**Given task**. Work through the data line by line, gathering every line that has the word "сами".

Stored entries:
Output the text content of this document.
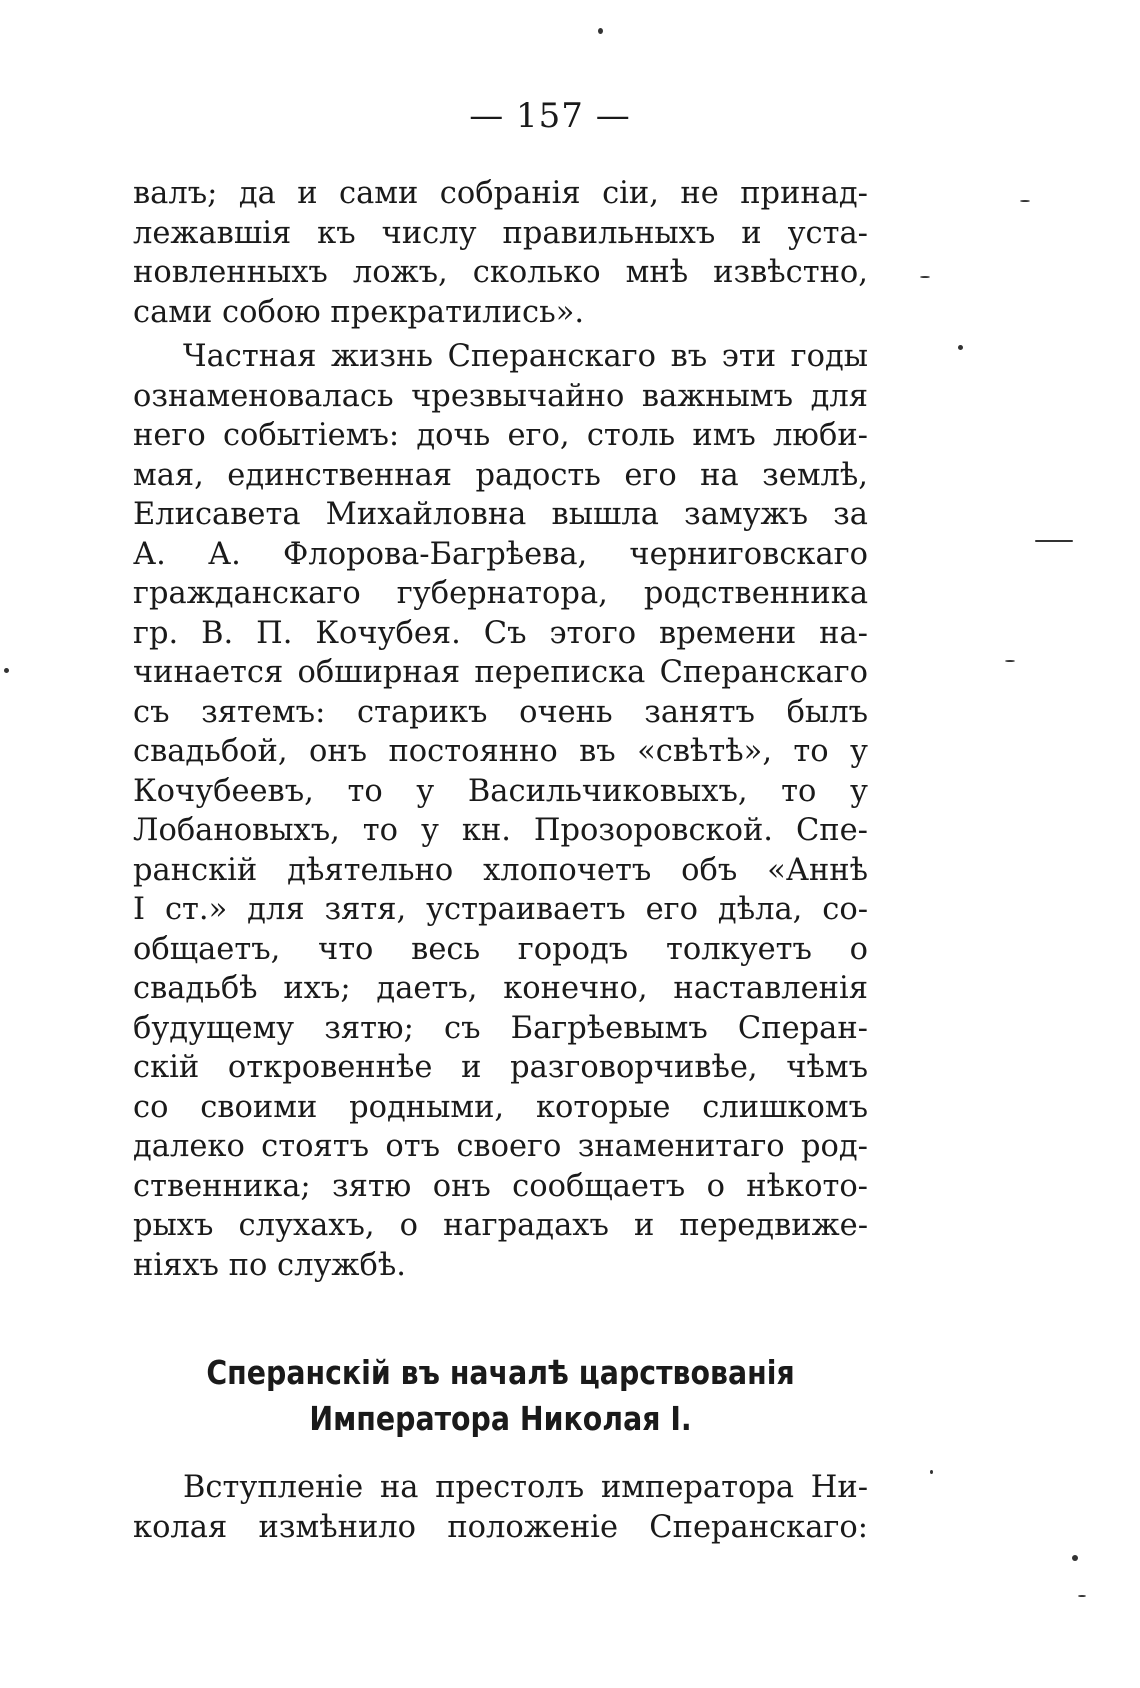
— 157 —
валъ; да и сами собранія сіи, не принад-
лежавшія къ числу правильныхъ и уста-
новленныхъ ложъ, сколько мнѣ извѣстно,
сами собою прекратились».
Частная жизнь Сперанскаго въ эти годы
ознаменовалась чрезвычайно важнымъ для
него событіемъ: дочь его, столь имъ люби-
мая, единственная радость его на землѣ,
Елисавета Михайловна вышла замужъ за
А. А. Флорова-Багрѣева, черниговскаго
гражданскаго губернатора, родственника
гр. В. П. Кочубея. Съ этого времени на-
чинается обширная переписка Сперанскаго
съ зятемъ: старикъ очень занятъ былъ
свадьбой, онъ постоянно въ «свѣтѣ», то у
Кочубеевъ, то у Васильчиковыхъ, то у
Лобановыхъ, то у кн. Прозоровской. Спе-
ранскій дѣятельно хлопочетъ объ «Аннѣ
I ст.» для зятя, устраиваетъ его дѣла, со-
общаетъ, что весь городъ толкуетъ о
свадьбѣ ихъ; даетъ, конечно, наставленія
будущему зятю; съ Багрѣевымъ Сперан-
скій откровеннѣе и разговорчивѣе, чѣмъ
со своими родными, которые слишкомъ
далеко стоятъ отъ своего знаменитаго род-
ственника; зятю онъ сообщаетъ о нѣкото-
рыхъ слухахъ, о наградахъ и передвиже-
ніяхъ по службѣ.
Сперанскій въ началѣ царствованія
Императора Николая I.
Вступленіе на престолъ императора Ни-
колая измѣнило положеніе Сперанскаго:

**Result of the task**.
валъ; да и сами собранія сіи, не принад-
сами собою прекратились».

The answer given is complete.